Task directions: Only the lines from the one containing "Convert this document image to plain text." to the end of the material are to be copied, exactly and in full; images stay out.

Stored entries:
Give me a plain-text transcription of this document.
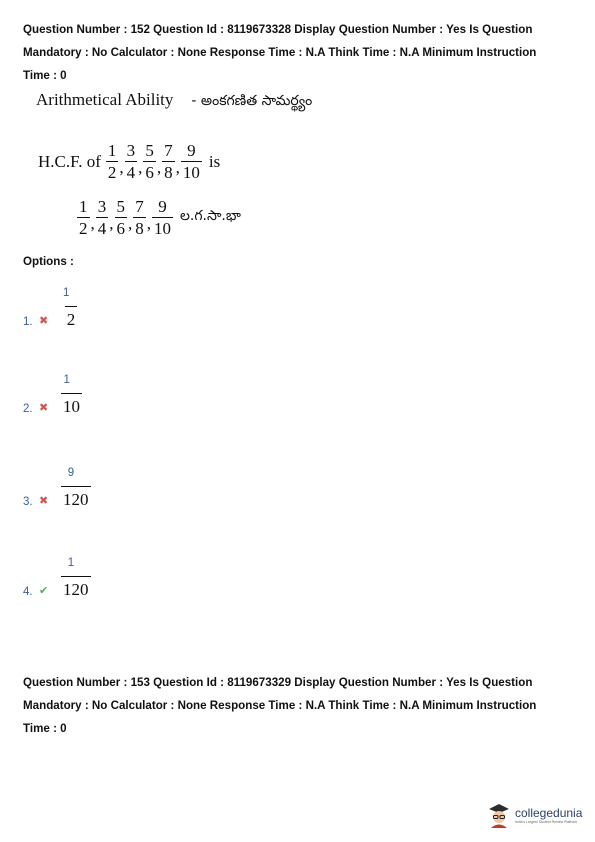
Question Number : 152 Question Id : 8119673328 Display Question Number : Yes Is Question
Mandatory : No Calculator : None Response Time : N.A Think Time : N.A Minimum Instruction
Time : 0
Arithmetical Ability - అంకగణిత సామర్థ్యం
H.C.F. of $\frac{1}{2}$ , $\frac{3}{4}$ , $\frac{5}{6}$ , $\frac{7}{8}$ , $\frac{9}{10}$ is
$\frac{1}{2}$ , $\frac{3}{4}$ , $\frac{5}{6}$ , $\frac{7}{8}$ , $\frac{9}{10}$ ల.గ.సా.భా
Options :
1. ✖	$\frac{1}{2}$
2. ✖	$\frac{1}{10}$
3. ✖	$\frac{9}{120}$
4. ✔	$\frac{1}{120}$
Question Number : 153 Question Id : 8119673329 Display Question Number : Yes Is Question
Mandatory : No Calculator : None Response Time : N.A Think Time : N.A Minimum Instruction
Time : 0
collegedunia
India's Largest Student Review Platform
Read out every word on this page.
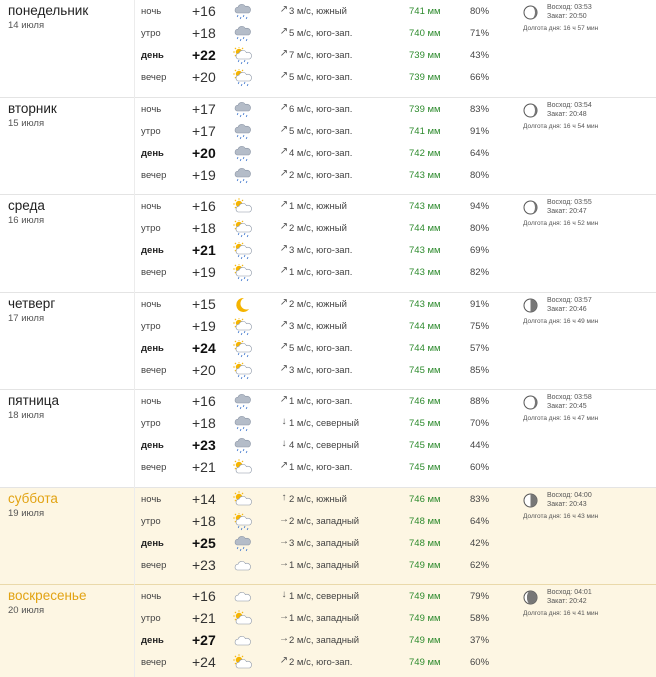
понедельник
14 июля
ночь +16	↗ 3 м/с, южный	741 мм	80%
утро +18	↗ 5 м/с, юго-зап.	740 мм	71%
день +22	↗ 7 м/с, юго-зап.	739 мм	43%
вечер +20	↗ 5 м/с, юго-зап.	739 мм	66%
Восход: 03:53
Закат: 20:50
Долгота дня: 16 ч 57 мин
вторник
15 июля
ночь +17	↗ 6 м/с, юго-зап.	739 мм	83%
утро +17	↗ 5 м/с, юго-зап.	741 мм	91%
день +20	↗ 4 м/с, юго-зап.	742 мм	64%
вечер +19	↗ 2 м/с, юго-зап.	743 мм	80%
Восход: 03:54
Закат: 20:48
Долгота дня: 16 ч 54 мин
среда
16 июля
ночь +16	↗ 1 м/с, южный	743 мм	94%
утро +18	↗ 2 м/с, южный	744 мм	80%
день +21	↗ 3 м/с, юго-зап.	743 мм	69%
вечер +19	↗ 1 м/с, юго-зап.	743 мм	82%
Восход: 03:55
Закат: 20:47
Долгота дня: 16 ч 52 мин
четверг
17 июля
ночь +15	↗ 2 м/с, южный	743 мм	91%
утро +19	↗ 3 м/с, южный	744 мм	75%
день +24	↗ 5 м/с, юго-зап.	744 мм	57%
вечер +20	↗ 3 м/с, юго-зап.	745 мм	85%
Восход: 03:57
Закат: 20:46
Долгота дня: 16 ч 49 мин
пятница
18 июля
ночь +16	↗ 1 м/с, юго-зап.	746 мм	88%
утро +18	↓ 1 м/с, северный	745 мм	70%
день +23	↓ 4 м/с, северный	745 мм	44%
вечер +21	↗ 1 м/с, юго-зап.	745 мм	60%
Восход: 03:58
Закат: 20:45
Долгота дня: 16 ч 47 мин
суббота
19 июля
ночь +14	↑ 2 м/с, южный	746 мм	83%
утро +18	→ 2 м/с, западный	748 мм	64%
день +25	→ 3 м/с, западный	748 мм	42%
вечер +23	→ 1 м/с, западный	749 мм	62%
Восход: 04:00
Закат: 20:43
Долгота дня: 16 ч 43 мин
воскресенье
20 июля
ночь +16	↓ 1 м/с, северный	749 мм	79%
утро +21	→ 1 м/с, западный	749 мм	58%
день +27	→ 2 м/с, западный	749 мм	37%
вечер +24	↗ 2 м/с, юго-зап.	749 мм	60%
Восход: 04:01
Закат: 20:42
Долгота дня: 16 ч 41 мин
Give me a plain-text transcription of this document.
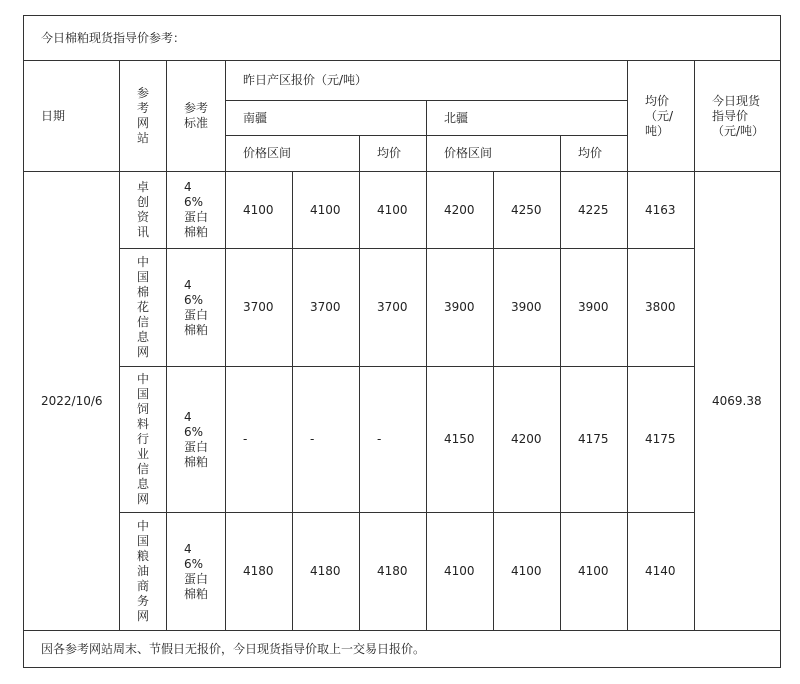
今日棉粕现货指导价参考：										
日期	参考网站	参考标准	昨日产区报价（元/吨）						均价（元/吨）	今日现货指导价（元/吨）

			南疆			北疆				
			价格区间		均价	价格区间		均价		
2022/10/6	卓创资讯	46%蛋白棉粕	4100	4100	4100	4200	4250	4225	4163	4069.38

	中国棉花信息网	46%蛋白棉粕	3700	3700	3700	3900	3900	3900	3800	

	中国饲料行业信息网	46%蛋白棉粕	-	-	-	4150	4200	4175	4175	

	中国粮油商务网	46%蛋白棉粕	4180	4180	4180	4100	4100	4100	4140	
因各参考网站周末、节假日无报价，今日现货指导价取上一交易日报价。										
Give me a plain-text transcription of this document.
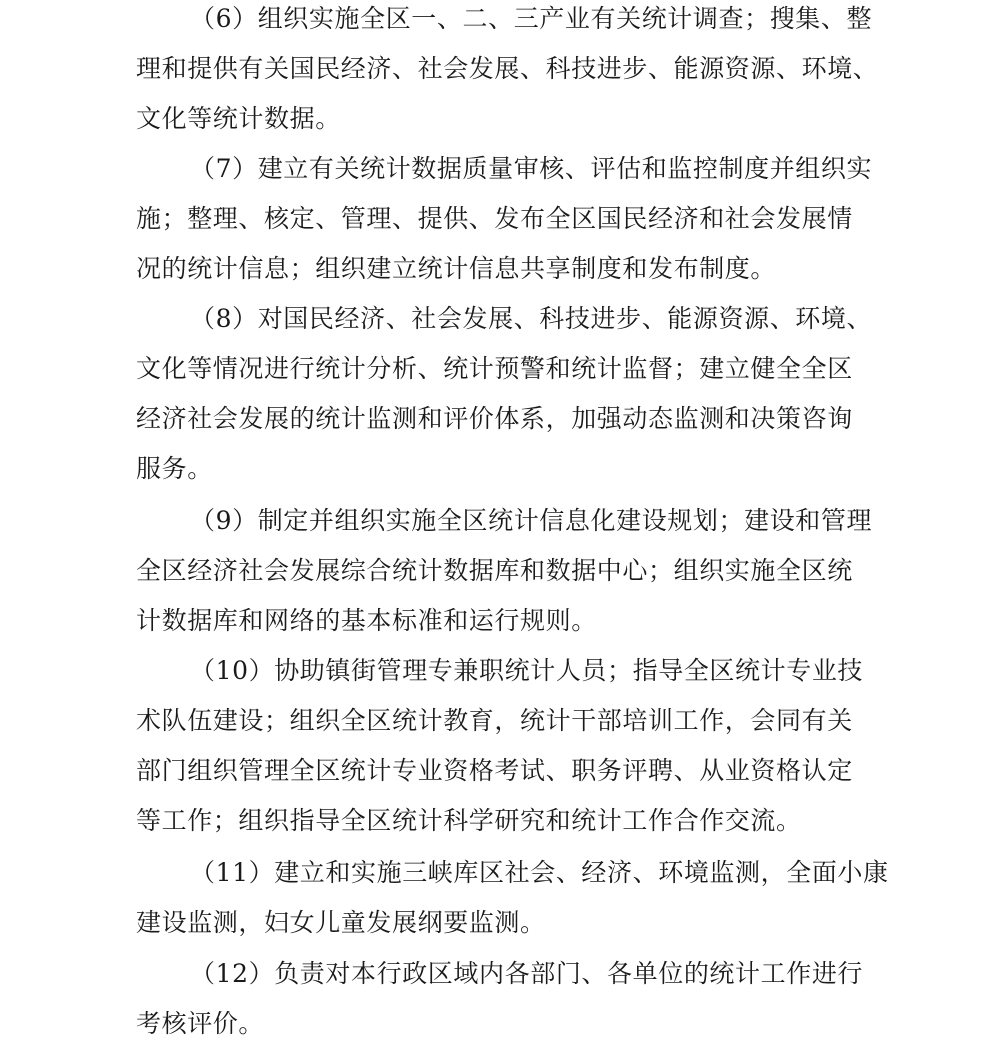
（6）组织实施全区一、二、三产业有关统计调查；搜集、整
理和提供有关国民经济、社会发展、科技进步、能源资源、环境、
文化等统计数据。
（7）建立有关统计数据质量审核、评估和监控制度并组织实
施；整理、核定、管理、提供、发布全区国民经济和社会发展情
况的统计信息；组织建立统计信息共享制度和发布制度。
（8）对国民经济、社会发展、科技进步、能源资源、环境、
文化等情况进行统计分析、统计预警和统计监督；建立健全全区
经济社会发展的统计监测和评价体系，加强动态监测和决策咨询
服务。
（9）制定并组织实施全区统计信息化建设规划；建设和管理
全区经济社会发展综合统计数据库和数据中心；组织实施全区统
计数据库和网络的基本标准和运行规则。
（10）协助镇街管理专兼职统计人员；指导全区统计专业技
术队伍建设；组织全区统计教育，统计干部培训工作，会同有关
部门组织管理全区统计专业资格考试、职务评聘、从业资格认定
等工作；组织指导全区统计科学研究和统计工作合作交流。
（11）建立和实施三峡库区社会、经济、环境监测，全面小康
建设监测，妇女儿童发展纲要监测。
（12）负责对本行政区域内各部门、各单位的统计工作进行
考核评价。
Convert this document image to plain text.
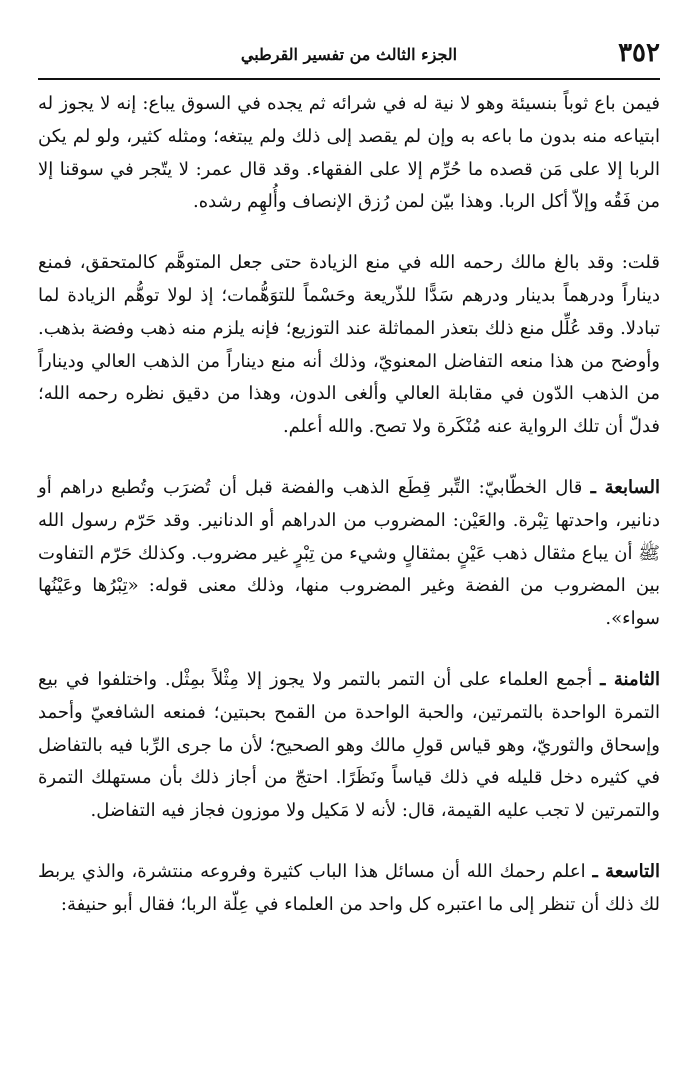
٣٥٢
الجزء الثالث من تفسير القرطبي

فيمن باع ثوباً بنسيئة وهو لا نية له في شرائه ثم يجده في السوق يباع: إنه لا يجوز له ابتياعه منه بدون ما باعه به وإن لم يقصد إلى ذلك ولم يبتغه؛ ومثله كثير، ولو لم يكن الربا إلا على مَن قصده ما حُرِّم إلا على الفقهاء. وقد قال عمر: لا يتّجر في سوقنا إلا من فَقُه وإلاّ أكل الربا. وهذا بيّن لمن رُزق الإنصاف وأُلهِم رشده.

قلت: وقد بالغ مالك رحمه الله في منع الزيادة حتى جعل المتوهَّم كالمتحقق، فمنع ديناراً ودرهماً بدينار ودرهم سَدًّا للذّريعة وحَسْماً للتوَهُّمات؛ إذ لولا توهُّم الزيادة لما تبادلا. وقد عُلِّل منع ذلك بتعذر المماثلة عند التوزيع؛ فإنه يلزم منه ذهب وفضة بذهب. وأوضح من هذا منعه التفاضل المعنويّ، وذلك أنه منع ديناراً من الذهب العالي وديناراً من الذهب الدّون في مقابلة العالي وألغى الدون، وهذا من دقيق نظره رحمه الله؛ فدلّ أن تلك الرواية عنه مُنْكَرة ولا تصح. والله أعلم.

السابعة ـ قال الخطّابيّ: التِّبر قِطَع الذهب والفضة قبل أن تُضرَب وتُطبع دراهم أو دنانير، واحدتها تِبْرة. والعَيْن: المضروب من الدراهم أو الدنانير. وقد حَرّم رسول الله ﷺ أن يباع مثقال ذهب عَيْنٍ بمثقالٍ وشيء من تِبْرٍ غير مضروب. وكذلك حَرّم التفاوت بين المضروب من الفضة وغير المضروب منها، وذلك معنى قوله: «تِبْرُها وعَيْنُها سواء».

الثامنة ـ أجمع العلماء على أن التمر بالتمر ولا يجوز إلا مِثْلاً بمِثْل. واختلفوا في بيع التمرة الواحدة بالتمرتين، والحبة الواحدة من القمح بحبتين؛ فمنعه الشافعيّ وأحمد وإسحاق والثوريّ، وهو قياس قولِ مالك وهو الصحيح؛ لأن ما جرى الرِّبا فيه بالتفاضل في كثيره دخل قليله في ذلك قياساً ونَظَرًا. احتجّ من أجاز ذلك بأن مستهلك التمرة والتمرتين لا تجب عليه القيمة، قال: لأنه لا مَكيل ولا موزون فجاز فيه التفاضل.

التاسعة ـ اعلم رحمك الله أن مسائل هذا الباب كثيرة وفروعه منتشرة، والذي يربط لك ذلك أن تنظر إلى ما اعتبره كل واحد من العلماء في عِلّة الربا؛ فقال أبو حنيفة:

Response for this exercise:
Convert this document image to plain text.
٣٥٢
الجزء الثالث من تفسير القرطبي

فيمن باع ثوباً بنسيئة وهو لا نية له في شرائه ثم يجده في السوق يباع: إنه لا يجوز له ابتياعه منه بدون ما باعه به وإن لم يقصد إلى ذلك ولم يبتغه؛ ومثله كثير، ولو لم يكن الربا إلا على مَن قصده ما حُرِّم إلا على الفقهاء. وقد قال عمر: لا يتّجر في سوقنا إلا من فَقُه وإلاّ أكل الربا. وهذا بيّن لمن رُزق الإنصاف وأُلهِم رشده.

قلت: وقد بالغ مالك رحمه الله في منع الزيادة حتى جعل المتوهَّم كالمتحقق، فمنع ديناراً ودرهماً بدينار ودرهم سَدًّا للذّريعة وحَسْماً للتوَهُّمات؛ إذ لولا توهُّم الزيادة لما تبادلا. وقد عُلِّل منع ذلك بتعذر المماثلة عند التوزيع؛ فإنه يلزم منه ذهب وفضة بذهب. وأوضح من هذا منعه التفاضل المعنويّ، وذلك أنه منع ديناراً من الذهب العالي وديناراً من الذهب الدّون في مقابلة العالي وألغى الدون، وهذا من دقيق نظره رحمه الله؛ فدلّ أن تلك الرواية عنه مُنْكَرة ولا تصح. والله أعلم.

السابعة ـ قال الخطّابيّ: التِّبر قِطَع الذهب والفضة قبل أن تُضرَب وتُطبع دراهم أو دنانير، واحدتها تِبْرة. والعَيْن: المضروب من الدراهم أو الدنانير. وقد حَرّم رسول الله ﷺ أن يباع مثقال ذهب عَيْنٍ بمثقالٍ وشيء من تِبْرٍ غير مضروب. وكذلك حَرّم التفاوت بين المضروب من الفضة وغير المضروب منها، وذلك معنى قوله: «تِبْرُها وعَيْنُها سواء».

الثامنة ـ أجمع العلماء على أن التمر بالتمر ولا يجوز إلا مِثْلاً بمِثْل. واختلفوا في بيع التمرة الواحدة بالتمرتين، والحبة الواحدة من القمح بحبتين؛ فمنعه الشافعيّ وأحمد وإسحاق والثوريّ، وهو قياس قولِ مالك وهو الصحيح؛ لأن ما جرى الرِّبا فيه بالتفاضل في كثيره دخل قليله في ذلك قياساً ونَظَرًا. احتجّ من أجاز ذلك بأن مستهلك التمرة والتمرتين لا تجب عليه القيمة، قال: لأنه لا مَكيل ولا موزون فجاز فيه التفاضل.

التاسعة ـ اعلم رحمك الله أن مسائل هذا الباب كثيرة وفروعه منتشرة، والذي يربط لك ذلك أن تنظر إلى ما اعتبره كل واحد من العلماء في عِلّة الربا؛ فقال أبو حنيفة:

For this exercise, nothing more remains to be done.